● YOUR INSTRUCTIONS:
Could you repeat, word for word, the stretch of the entries below from their very start through the line containing "- svg-text:cBOD - (mg/L): cBOD", with both ends included?

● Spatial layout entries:
☆ ☆ ☆ ☆ ☆ ☆ ☆

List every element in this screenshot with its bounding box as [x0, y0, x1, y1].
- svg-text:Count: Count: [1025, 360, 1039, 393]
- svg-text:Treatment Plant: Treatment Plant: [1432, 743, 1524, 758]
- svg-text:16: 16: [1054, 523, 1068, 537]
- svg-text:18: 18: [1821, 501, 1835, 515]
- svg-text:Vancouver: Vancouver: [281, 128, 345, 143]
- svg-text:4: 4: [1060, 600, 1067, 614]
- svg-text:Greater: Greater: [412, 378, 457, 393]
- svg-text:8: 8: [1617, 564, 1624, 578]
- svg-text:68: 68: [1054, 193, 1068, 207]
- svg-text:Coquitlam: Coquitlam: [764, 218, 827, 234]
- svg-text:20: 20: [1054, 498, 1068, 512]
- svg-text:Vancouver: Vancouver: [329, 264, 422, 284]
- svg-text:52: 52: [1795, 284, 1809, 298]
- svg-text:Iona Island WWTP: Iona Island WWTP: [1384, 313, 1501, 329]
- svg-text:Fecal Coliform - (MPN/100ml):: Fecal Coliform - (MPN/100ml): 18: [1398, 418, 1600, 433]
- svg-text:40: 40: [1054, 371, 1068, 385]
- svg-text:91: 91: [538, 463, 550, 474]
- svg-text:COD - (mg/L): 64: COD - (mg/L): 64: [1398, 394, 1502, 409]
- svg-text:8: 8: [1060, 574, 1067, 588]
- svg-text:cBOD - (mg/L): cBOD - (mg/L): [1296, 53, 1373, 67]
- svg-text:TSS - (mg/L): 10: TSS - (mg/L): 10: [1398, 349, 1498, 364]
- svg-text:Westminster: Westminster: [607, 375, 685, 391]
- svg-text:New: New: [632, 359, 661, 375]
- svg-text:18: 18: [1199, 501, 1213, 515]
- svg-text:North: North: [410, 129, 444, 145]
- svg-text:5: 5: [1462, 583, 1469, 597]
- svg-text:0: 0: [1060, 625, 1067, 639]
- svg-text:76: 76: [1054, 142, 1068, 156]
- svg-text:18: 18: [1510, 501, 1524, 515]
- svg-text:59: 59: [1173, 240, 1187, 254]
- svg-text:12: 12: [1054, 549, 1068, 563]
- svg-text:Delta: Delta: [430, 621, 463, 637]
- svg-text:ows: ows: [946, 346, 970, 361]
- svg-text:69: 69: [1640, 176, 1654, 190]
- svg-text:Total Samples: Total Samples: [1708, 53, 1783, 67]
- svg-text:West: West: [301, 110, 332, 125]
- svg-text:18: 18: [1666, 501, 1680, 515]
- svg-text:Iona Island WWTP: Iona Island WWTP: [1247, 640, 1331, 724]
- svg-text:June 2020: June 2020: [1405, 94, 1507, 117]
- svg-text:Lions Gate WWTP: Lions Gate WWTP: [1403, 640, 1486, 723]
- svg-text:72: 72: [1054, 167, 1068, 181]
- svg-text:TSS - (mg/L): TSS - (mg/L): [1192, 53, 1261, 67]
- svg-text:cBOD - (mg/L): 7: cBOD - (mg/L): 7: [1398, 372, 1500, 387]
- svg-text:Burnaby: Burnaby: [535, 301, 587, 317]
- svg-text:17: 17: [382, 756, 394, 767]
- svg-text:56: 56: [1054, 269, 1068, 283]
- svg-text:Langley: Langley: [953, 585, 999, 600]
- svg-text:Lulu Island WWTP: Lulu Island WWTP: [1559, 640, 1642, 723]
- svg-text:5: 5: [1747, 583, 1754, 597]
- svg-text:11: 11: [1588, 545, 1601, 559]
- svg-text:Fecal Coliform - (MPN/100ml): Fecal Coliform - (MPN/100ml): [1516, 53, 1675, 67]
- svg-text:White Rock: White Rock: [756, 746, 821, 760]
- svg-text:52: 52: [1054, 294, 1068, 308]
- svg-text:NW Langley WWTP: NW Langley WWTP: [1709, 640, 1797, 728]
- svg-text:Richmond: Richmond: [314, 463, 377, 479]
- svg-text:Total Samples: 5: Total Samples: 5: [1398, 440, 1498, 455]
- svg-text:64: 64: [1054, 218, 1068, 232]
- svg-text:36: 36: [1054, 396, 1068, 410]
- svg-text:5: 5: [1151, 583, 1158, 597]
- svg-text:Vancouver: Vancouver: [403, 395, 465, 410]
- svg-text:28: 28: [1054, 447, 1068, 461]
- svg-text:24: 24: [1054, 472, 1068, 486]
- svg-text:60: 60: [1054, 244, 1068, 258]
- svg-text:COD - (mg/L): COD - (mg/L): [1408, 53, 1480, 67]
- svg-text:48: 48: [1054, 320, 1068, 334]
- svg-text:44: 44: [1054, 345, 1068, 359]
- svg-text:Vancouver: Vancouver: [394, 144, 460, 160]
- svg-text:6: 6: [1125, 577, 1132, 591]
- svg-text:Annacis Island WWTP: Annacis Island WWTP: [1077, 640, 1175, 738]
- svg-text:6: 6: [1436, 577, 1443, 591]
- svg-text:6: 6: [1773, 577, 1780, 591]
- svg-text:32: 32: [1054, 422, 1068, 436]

☆ ☆ ☆ ☆ ☆ ☆ ☆

● OUTPUT OF THE TASK:
List every element in this screenshot with its bounding box as [x0, y0, x1, y1].
- svg-text:Count: Count: [1025, 360, 1039, 393]
- svg-text:Treatment Plant: Treatment Plant: [1432, 743, 1524, 758]
- svg-text:16: 16: [1054, 523, 1068, 537]
- svg-text:18: 18: [1821, 501, 1835, 515]
- svg-text:Vancouver: Vancouver: [281, 128, 345, 143]
- svg-text:4: 4: [1060, 600, 1067, 614]
- svg-text:Greater: Greater: [412, 378, 457, 393]
- svg-text:8: 8: [1617, 564, 1624, 578]
- svg-text:68: 68: [1054, 193, 1068, 207]
- svg-text:Coquitlam: Coquitlam: [764, 218, 827, 234]
- svg-text:20: 20: [1054, 498, 1068, 512]
- svg-text:Vancouver: Vancouver: [329, 264, 422, 284]
- svg-text:52: 52: [1795, 284, 1809, 298]
- svg-text:Iona Island WWTP: Iona Island WWTP: [1384, 313, 1501, 329]
- svg-text:Fecal Coliform - (MPN/100ml):: Fecal Coliform - (MPN/100ml): 18: [1398, 418, 1600, 433]
- svg-text:40: 40: [1054, 371, 1068, 385]
- svg-text:91: 91: [538, 463, 550, 474]
- svg-text:COD - (mg/L): 64: COD - (mg/L): 64: [1398, 394, 1502, 409]
- svg-text:8: 8: [1060, 574, 1067, 588]
- svg-text:cBOD - (mg/L): cBOD - (mg/L): [1296, 53, 1373, 67]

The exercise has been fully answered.